**Exercise goal:** Pull out each line of the data that includes the word "Select".

* Begin Supplied material *

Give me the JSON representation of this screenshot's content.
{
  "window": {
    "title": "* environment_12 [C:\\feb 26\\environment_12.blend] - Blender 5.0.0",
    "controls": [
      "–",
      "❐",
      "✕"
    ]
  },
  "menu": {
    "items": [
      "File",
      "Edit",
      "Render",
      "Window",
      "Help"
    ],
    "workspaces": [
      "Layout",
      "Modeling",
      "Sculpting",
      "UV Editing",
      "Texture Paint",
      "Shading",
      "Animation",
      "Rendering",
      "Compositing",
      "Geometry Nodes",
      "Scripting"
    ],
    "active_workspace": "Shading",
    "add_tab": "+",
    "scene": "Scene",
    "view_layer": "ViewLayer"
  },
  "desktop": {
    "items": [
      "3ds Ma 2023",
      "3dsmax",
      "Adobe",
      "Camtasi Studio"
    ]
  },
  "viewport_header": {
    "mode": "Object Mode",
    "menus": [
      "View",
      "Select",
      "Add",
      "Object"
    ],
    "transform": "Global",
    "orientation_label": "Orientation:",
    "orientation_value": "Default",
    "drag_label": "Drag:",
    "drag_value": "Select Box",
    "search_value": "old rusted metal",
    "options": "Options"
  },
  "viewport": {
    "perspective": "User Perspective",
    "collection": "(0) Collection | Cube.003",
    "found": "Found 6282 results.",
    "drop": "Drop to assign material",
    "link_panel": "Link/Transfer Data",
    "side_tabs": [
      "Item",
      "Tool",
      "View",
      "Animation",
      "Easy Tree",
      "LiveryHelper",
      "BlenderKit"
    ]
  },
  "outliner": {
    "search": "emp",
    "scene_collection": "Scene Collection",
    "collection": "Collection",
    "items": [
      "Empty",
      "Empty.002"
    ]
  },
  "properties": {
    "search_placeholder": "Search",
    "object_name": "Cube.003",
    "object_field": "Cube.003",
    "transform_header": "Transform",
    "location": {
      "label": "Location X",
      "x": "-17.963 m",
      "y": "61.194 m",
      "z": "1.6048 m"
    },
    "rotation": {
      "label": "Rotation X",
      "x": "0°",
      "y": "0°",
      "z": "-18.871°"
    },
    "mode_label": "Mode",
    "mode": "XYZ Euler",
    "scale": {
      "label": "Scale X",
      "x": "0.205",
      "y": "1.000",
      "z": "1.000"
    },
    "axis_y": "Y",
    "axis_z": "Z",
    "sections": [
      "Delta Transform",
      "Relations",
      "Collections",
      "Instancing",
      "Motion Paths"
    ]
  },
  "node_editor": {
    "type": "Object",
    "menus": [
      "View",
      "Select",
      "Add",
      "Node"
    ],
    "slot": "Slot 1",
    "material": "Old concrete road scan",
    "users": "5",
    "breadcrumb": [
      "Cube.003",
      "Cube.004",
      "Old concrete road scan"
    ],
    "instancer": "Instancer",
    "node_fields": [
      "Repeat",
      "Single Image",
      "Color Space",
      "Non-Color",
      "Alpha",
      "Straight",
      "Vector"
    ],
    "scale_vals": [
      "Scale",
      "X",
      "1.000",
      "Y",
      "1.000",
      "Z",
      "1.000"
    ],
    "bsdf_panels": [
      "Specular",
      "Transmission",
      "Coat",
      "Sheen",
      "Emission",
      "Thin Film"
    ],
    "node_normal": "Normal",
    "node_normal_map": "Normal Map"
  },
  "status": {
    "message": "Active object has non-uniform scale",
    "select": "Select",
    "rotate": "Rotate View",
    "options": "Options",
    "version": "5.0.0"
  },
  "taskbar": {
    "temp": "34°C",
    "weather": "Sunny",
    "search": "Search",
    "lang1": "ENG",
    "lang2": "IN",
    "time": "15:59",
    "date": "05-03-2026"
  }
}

* End Supplied material *

**Solution to this exercise:**
      "Select",
    "drag_value": "Select Box",
      "Select",
    "select": "Select",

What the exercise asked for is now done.